- [Written exercise] Write out the entries below word for word, from the first line through the line that contains "- day-cell: 23: [573, 474, 589, 486]", including that line.

- [Excerpts from a layout annotation set]
§
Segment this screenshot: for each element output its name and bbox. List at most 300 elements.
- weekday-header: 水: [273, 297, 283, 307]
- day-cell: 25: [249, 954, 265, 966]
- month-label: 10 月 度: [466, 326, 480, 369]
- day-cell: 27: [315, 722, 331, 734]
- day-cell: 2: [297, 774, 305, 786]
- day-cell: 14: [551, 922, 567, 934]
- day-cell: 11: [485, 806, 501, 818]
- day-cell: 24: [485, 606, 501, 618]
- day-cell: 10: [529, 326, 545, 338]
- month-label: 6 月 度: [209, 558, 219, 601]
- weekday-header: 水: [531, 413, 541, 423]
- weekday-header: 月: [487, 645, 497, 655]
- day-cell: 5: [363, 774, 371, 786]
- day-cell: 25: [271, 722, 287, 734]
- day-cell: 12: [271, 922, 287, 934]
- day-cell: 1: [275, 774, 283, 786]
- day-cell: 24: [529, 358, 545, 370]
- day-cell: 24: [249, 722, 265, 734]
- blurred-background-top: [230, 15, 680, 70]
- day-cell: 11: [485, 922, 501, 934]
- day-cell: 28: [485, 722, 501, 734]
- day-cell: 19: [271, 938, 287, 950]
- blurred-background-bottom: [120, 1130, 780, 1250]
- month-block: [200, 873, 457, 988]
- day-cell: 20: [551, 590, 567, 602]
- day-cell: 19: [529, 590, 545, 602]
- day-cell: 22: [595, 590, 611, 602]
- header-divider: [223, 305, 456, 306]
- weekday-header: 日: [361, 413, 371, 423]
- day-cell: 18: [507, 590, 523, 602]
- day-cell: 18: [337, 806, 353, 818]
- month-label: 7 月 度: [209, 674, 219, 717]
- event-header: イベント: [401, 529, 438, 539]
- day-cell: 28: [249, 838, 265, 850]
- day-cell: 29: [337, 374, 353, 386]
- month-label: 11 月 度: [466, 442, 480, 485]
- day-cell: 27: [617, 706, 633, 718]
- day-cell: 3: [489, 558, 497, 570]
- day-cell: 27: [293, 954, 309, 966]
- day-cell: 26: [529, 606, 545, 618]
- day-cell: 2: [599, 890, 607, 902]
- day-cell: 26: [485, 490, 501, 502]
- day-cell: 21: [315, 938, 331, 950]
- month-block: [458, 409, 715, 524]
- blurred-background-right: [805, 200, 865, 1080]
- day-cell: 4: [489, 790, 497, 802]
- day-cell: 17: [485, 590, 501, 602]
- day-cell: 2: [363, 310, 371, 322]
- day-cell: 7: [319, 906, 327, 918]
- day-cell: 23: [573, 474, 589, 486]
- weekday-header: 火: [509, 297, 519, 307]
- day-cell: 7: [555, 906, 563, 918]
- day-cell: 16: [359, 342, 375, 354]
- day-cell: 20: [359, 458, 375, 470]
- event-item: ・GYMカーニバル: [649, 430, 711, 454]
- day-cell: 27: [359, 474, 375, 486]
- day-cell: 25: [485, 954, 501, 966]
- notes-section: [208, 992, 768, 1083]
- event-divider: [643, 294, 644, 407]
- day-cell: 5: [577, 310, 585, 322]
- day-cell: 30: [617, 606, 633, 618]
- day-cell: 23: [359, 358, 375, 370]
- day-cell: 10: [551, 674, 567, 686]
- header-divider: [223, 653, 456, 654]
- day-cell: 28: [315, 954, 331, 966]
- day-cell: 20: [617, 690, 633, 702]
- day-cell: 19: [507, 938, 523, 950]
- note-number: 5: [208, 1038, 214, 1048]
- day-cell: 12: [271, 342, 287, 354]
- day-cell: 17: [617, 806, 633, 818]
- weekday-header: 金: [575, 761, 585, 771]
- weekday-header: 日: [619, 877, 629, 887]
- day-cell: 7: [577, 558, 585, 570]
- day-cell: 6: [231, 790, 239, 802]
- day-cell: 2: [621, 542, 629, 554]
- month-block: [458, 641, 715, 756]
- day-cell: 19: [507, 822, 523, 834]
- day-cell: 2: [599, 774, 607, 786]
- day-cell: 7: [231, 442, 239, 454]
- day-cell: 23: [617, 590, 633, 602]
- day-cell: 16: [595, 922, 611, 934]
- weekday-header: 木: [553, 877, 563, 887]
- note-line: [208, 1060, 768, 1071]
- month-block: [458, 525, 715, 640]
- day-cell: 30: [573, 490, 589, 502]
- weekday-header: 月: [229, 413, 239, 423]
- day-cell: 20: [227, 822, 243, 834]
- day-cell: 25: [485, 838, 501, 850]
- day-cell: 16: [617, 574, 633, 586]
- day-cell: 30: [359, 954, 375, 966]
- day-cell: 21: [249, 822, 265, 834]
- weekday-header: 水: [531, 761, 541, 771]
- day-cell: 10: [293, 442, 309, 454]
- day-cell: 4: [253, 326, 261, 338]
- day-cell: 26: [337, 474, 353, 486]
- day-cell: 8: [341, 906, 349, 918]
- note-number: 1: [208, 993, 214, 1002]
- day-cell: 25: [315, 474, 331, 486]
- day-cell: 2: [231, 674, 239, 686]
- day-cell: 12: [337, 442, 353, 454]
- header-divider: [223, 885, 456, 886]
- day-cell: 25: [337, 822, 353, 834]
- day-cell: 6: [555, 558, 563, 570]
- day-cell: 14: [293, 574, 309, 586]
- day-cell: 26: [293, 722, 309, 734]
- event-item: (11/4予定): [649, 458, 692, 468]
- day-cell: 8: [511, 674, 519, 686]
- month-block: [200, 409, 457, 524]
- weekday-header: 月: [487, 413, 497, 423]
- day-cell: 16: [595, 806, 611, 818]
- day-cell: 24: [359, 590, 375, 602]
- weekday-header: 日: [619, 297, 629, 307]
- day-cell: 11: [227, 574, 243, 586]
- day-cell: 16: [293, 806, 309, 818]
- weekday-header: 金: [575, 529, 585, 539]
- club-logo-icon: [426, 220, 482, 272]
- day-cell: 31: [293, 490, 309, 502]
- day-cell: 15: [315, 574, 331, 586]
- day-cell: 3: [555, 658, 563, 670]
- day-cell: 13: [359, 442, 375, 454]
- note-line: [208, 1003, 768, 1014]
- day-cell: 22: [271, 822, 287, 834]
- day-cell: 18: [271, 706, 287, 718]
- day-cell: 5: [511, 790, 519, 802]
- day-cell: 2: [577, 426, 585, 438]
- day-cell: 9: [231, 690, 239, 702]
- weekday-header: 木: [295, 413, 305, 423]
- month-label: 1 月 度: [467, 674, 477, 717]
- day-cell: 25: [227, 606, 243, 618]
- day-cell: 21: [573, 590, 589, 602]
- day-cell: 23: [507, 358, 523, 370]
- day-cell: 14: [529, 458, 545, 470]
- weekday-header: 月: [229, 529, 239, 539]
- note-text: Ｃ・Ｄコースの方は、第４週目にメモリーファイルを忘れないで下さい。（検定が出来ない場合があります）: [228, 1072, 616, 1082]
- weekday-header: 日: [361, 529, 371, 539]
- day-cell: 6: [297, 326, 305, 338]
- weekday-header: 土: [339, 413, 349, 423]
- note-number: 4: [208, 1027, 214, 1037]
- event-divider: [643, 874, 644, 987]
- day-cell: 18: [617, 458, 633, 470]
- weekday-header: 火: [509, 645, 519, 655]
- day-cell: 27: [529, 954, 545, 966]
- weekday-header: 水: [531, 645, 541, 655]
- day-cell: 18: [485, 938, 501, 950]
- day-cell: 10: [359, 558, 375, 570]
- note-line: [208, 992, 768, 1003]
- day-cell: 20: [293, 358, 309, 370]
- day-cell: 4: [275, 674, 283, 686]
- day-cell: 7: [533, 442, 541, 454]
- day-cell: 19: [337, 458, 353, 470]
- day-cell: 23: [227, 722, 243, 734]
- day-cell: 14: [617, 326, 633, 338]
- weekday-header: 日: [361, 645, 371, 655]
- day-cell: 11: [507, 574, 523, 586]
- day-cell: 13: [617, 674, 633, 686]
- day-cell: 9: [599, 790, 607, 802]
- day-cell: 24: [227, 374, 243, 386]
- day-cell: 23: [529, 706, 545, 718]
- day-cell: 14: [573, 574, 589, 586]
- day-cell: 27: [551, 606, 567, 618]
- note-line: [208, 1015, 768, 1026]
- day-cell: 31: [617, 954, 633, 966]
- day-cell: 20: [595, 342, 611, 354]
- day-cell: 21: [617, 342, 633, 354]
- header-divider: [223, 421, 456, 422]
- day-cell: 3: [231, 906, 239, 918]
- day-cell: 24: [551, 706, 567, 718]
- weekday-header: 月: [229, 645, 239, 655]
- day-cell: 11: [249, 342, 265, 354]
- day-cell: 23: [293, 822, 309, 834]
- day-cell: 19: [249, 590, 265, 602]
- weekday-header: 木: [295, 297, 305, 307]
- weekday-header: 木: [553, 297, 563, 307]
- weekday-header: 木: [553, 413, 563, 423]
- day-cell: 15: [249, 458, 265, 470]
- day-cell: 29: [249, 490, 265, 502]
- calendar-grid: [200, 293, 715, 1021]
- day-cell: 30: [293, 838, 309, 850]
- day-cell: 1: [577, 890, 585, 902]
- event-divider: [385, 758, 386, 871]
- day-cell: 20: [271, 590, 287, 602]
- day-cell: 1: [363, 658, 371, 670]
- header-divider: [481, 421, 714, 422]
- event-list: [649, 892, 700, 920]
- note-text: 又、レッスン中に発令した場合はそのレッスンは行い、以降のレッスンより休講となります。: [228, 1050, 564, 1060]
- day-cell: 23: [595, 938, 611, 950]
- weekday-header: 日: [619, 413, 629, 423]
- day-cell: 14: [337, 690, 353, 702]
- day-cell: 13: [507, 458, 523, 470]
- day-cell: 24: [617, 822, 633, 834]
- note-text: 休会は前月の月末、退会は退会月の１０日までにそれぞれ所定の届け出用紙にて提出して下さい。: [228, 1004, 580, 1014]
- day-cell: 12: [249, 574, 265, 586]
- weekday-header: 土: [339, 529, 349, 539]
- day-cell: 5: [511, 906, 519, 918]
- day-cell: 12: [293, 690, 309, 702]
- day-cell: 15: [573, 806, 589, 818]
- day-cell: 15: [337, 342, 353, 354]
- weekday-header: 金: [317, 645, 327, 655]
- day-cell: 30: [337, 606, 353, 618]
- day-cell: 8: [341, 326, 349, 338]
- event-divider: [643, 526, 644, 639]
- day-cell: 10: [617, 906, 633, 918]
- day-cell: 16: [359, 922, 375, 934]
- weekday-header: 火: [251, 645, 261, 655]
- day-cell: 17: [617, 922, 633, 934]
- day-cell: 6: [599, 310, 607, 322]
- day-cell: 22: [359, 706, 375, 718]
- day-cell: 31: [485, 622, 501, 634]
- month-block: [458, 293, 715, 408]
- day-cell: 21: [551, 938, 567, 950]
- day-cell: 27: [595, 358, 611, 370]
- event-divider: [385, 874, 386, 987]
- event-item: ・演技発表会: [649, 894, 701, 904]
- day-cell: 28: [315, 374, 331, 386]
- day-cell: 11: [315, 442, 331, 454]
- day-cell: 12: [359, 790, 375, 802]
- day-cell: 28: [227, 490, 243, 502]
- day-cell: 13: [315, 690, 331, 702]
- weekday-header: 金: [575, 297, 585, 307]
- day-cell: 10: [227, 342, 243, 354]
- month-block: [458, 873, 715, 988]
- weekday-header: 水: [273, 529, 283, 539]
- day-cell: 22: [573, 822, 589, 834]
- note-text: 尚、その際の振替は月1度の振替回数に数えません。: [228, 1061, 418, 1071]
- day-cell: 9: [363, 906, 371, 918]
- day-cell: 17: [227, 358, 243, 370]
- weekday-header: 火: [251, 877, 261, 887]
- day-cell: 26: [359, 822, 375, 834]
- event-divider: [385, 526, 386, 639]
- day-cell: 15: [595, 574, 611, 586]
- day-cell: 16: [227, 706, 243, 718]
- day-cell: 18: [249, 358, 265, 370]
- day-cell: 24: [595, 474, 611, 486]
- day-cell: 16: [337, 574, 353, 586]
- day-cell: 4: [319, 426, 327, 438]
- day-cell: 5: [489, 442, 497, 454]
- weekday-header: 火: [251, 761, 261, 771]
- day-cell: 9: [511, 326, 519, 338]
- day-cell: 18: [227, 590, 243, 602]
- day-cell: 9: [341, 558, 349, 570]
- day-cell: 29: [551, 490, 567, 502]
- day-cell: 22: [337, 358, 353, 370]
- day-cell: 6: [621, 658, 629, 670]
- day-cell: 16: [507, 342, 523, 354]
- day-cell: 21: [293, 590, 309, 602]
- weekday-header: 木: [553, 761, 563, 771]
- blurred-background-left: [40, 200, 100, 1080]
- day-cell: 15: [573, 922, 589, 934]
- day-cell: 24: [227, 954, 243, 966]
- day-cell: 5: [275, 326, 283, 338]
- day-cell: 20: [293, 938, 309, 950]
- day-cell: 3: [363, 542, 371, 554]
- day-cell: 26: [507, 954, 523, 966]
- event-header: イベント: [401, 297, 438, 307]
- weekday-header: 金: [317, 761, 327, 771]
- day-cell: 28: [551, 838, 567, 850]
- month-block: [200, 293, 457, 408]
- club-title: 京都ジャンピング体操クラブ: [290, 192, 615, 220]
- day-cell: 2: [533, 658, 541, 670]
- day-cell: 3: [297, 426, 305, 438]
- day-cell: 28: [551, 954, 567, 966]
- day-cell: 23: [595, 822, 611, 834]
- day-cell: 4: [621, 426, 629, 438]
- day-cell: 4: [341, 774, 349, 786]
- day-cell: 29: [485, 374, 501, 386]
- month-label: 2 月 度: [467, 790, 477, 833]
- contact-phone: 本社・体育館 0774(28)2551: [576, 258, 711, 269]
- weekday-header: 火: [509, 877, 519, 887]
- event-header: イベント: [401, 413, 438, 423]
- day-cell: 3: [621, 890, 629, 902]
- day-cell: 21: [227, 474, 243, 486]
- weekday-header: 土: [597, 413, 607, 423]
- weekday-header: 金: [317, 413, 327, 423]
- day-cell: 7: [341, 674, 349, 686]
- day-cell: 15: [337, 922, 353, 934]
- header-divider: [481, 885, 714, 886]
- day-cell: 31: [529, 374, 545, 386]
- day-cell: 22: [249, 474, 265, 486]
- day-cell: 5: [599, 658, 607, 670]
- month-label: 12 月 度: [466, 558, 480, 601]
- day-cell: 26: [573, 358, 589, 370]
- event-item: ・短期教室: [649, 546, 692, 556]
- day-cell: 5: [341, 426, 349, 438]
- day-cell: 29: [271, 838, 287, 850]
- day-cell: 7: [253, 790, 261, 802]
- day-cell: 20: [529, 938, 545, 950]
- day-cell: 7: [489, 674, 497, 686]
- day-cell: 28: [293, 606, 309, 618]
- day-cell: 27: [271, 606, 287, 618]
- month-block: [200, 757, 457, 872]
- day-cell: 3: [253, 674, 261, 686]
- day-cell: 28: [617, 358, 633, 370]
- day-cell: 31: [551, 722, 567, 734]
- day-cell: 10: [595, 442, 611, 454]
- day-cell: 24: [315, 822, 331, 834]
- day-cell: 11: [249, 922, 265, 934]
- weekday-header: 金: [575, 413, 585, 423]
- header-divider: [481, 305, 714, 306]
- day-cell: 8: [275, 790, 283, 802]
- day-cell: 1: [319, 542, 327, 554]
§
- [Completed task]
Segment this screenshot: for each element output its name and bbox. List at most 300 elements.
- weekday-header: 水: [273, 297, 283, 307]
- day-cell: 25: [249, 954, 265, 966]
- month-label: 10 月 度: [466, 326, 480, 369]
- day-cell: 27: [315, 722, 331, 734]
- day-cell: 2: [297, 774, 305, 786]
- day-cell: 14: [551, 922, 567, 934]
- day-cell: 11: [485, 806, 501, 818]
- day-cell: 24: [485, 606, 501, 618]
- day-cell: 10: [529, 326, 545, 338]
- month-label: 6 月 度: [209, 558, 219, 601]
- weekday-header: 水: [531, 413, 541, 423]
- weekday-header: 月: [487, 645, 497, 655]
- day-cell: 5: [363, 774, 371, 786]
- day-cell: 25: [271, 722, 287, 734]
- day-cell: 12: [271, 922, 287, 934]
- day-cell: 1: [275, 774, 283, 786]
- day-cell: 24: [529, 358, 545, 370]
- day-cell: 24: [249, 722, 265, 734]
- blurred-background-top: [230, 15, 680, 70]
- day-cell: 11: [485, 922, 501, 934]
- day-cell: 28: [485, 722, 501, 734]
- day-cell: 19: [271, 938, 287, 950]
- blurred-background-bottom: [120, 1130, 780, 1250]
- month-block: [200, 873, 457, 988]
- day-cell: 20: [551, 590, 567, 602]
- day-cell: 19: [529, 590, 545, 602]
- day-cell: 22: [595, 590, 611, 602]
- header-divider: [223, 305, 456, 306]
- weekday-header: 日: [361, 413, 371, 423]
- day-cell: 18: [507, 590, 523, 602]
- day-cell: 18: [337, 806, 353, 818]
- month-label: 7 月 度: [209, 674, 219, 717]
- event-header: イベント: [401, 529, 438, 539]
- day-cell: 28: [249, 838, 265, 850]
- day-cell: 29: [337, 374, 353, 386]
- month-label: 11 月 度: [466, 442, 480, 485]
- day-cell: 27: [617, 706, 633, 718]
- day-cell: 3: [489, 558, 497, 570]
- day-cell: 27: [293, 954, 309, 966]
- day-cell: 26: [529, 606, 545, 618]
- day-cell: 2: [599, 890, 607, 902]
- day-cell: 26: [485, 490, 501, 502]
- day-cell: 21: [315, 938, 331, 950]
- month-block: [458, 409, 715, 524]
- blurred-background-right: [805, 200, 865, 1080]
- day-cell: 4: [489, 790, 497, 802]
- day-cell: 17: [485, 590, 501, 602]
- day-cell: 2: [363, 310, 371, 322]
- day-cell: 7: [319, 906, 327, 918]
- day-cell: 23: [573, 474, 589, 486]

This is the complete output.